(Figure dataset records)
-- Start --
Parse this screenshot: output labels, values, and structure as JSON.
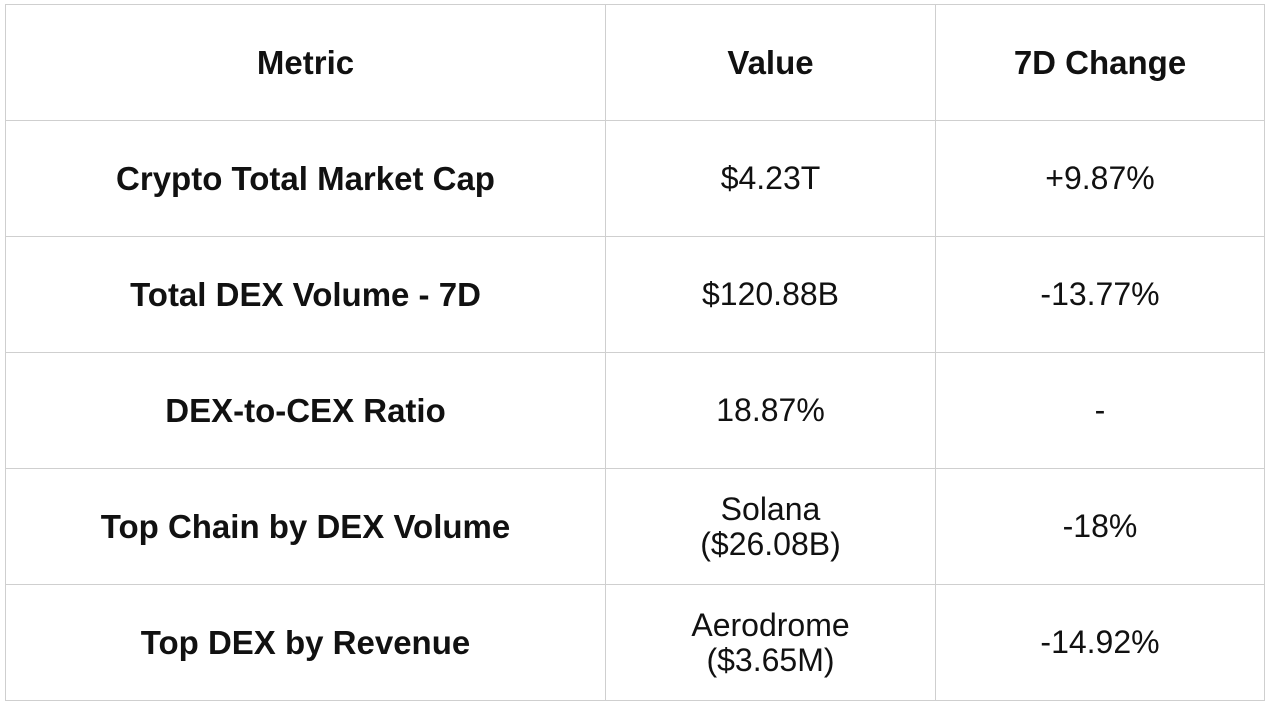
{
  "table": {
    "headers": [
      "Metric",
      "Value",
      "7D Change"
    ],
    "rows": [
      {
        "metric": "Crypto Total Market Cap",
        "value": "$4.23T",
        "value_sub": "",
        "change": "+9.87%"
      },
      {
        "metric": "Total DEX Volume - 7D",
        "value": "$120.88B",
        "value_sub": "",
        "change": "-13.77%"
      },
      {
        "metric": "DEX-to-CEX Ratio",
        "value": "18.87%",
        "value_sub": "",
        "change": "-"
      },
      {
        "metric": "Top Chain by DEX Volume",
        "value": "Solana",
        "value_sub": "($26.08B)",
        "change": "-18%"
      },
      {
        "metric": "Top DEX by Revenue",
        "value": "Aerodrome",
        "value_sub": "($3.65M)",
        "change": "-14.92%"
      }
    ]
  }
}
-- End --
- **Problem**: Copy every line that contains the string "Total".

- **Result below**:
        "metric": "Crypto Total Market Cap",
        "metric": "Total DEX Volume - 7D",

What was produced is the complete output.